◆ **Written request**
Transcribe the listing that follows in full, omitting pictures.

◆ **Provided information**
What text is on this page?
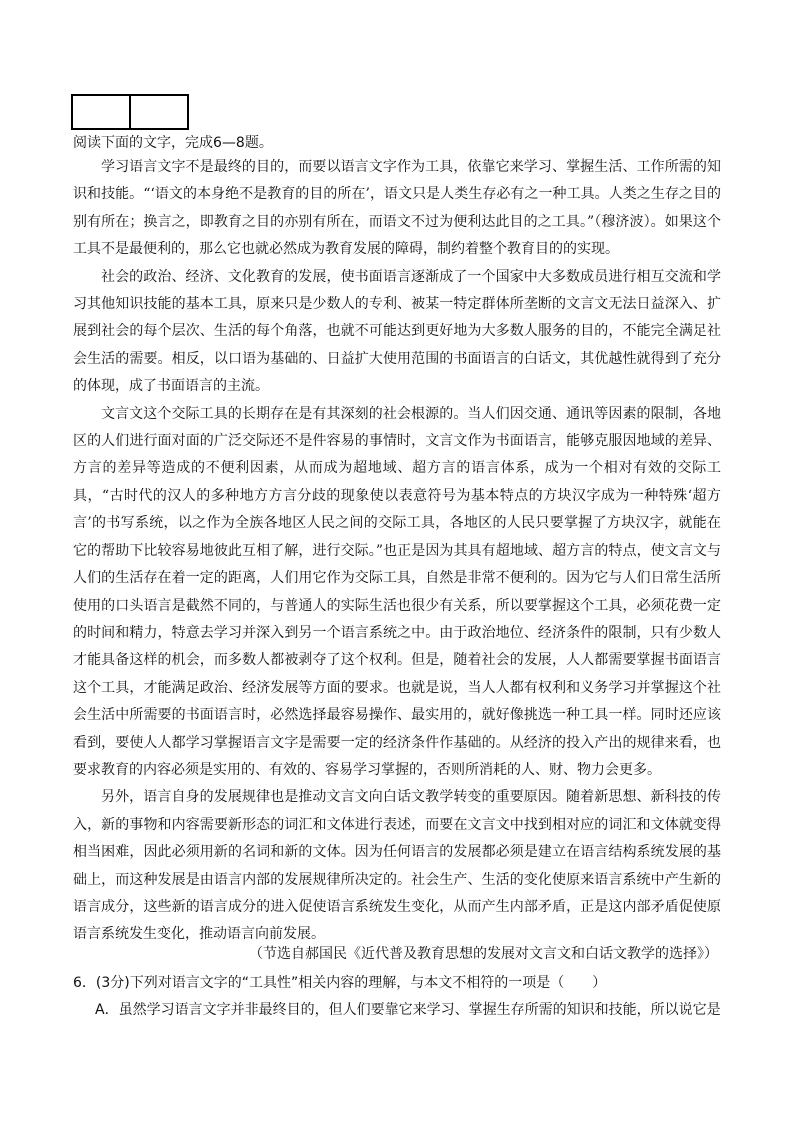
阅读下面的文字，完成6—8题。

学习语言文字不是最终的目的，而要以语言文字作为工具，依靠它来学习、掌握生活、工作所需的知识和技能。“‘语文的本身绝不是教育的目的所在’，语文只是人类生存必有之一种工具。人类之生存之目的别有所在；换言之，即教育之目的亦别有所在，而语文不过为便利达此目的之工具。”（穆济波）。如果这个工具不是最便利的，那么它也就必然成为教育发展的障碍，制约着整个教育目的的实现。

社会的政治、经济、文化教育的发展，使书面语言逐渐成了一个国家中大多数成员进行相互交流和学习其他知识技能的基本工具，原来只是少数人的专利、被某一特定群体所垄断的文言文无法日益深入、扩展到社会的每个层次、生活的每个角落，也就不可能达到更好地为大多数人服务的目的，不能完全满足社会生活的需要。相反，以口语为基础的、日益扩大使用范围的书面语言的白话文，其优越性就得到了充分的体现，成了书面语言的主流。

文言文这个交际工具的长期存在是有其深刻的社会根源的。当人们因交通、通讯等因素的限制，各地区的人们进行面对面的广泛交际还不是件容易的事情时，文言文作为书面语言，能够克服因地域的差异、方言的差异等造成的不便利因素，从而成为超地域、超方言的语言体系，成为一个相对有效的交际工具，“古时代的汉人的多种地方方言分歧的现象使以表意符号为基本特点的方块汉字成为一种特殊‘超方言’的书写系统，以之作为全族各地区人民之间的交际工具，各地区的人民只要掌握了方块汉字，就能在它的帮助下比较容易地彼此互相了解，进行交际。”也正是因为其具有超地域、超方言的特点，使文言文与人们的生活存在着一定的距离，人们用它作为交际工具，自然是非常不便利的。因为它与人们日常生活所使用的口头语言是截然不同的，与普通人的实际生活也很少有关系，所以要掌握这个工具，必须花费一定的时间和精力，特意去学习并深入到另一个语言系统之中。由于政治地位、经济条件的限制，只有少数人才能具备这样的机会，而多数人都被剥夺了这个权利。但是，随着社会的发展，人人都需要掌握书面语言这个工具，才能满足政治、经济发展等方面的要求。也就是说，当人人都有权利和义务学习并掌握这个社会生活中所需要的书面语言时，必然选择最容易操作、最实用的，就好像挑选一种工具一样。同时还应该看到，要使人人都学习掌握语言文字是需要一定的经济条件作基础的。从经济的投入产出的规律来看，也要求教育的内容必须是实用的、有效的、容易学习掌握的，否则所消耗的人、财、物力会更多。

另外，语言自身的发展规律也是推动文言文向白话文教学转变的重要原因。随着新思想、新科技的传入，新的事物和内容需要新形态的词汇和文体进行表述，而要在文言文中找到相对应的词汇和文体就变得相当困难，因此必须用新的名词和新的文体。因为任何语言的发展都必须是建立在语言结构系统发展的基础上，而这种发展是由语言内部的发展规律所决定的。社会生产、生活的变化使原来语言系统中产生新的语言成分，这些新的语言成分的进入促使语言系统发生变化，从而产生内部矛盾，正是这内部矛盾促使原语言系统发生变化，推动语言向前发展。

（节选自郝国民《近代普及教育思想的发展对文言文和白话文教学的选择》）
6．(3分)下列对语言文字的“工具性”相关内容的理解，与本文不相符的一项是（　　）
A．虽然学习语言文字并非最终目的，但人们要靠它来学习、掌握生存所需的知识和技能，所以说它是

◆ **Answer to the exercise**
What text is on this page?
阅读下面的文字，完成6—8题。

学习语言文字不是最终的目的，而要以语言文字作为工具，依靠它来学习、掌握生活、工作所需的知识和技能。“‘语文的本身绝不是教育的目的所在’，语文只是人类生存必有之一种工具。人类之生存之目的别有所在；换言之，即教育之目的亦别有所在，而语文不过为便利达此目的之工具。”（穆济波）。如果这个工具不是最便利的，那么它也就必然成为教育发展的障碍，制约着整个教育目的的实现。

社会的政治、经济、文化教育的发展，使书面语言逐渐成了一个国家中大多数成员进行相互交流和学习其他知识技能的基本工具，原来只是少数人的专利、被某一特定群体所垄断的文言文无法日益深入、扩展到社会的每个层次、生活的每个角落，也就不可能达到更好地为大多数人服务的目的，不能完全满足社会生活的需要。相反，以口语为基础的、日益扩大使用范围的书面语言的白话文，其优越性就得到了充分的体现，成了书面语言的主流。

文言文这个交际工具的长期存在是有其深刻的社会根源的。当人们因交通、通讯等因素的限制，各地区的人们进行面对面的广泛交际还不是件容易的事情时，文言文作为书面语言，能够克服因地域的差异、方言的差异等造成的不便利因素，从而成为超地域、超方言的语言体系，成为一个相对有效的交际工具，“古时代的汉人的多种地方方言分歧的现象使以表意符号为基本特点的方块汉字成为一种特殊‘超方言’的书写系统，以之作为全族各地区人民之间的交际工具，各地区的人民只要掌握了方块汉字，就能在它的帮助下比较容易地彼此互相了解，进行交际。”也正是因为其具有超地域、超方言的特点，使文言文与人们的生活存在着一定的距离，人们用它作为交际工具，自然是非常不便利的。因为它与人们日常生活所使用的口头语言是截然不同的，与普通人的实际生活也很少有关系，所以要掌握这个工具，必须花费一定的时间和精力，特意去学习并深入到另一个语言系统之中。由于政治地位、经济条件的限制，只有少数人才能具备这样的机会，而多数人都被剥夺了这个权利。但是，随着社会的发展，人人都需要掌握书面语言这个工具，才能满足政治、经济发展等方面的要求。也就是说，当人人都有权利和义务学习并掌握这个社会生活中所需要的书面语言时，必然选择最容易操作、最实用的，就好像挑选一种工具一样。同时还应该看到，要使人人都学习掌握语言文字是需要一定的经济条件作基础的。从经济的投入产出的规律来看，也要求教育的内容必须是实用的、有效的、容易学习掌握的，否则所消耗的人、财、物力会更多。

另外，语言自身的发展规律也是推动文言文向白话文教学转变的重要原因。随着新思想、新科技的传入，新的事物和内容需要新形态的词汇和文体进行表述，而要在文言文中找到相对应的词汇和文体就变得相当困难，因此必须用新的名词和新的文体。因为任何语言的发展都必须是建立在语言结构系统发展的基础上，而这种发展是由语言内部的发展规律所决定的。社会生产、生活的变化使原来语言系统中产生新的语言成分，这些新的语言成分的进入促使语言系统发生变化，从而产生内部矛盾，正是这内部矛盾促使原语言系统发生变化，推动语言向前发展。

（节选自郝国民《近代普及教育思想的发展对文言文和白话文教学的选择》）
6．(3分)下列对语言文字的“工具性”相关内容的理解，与本文不相符的一项是（　　）
A．虽然学习语言文字并非最终目的，但人们要靠它来学习、掌握生存所需的知识和技能，所以说它是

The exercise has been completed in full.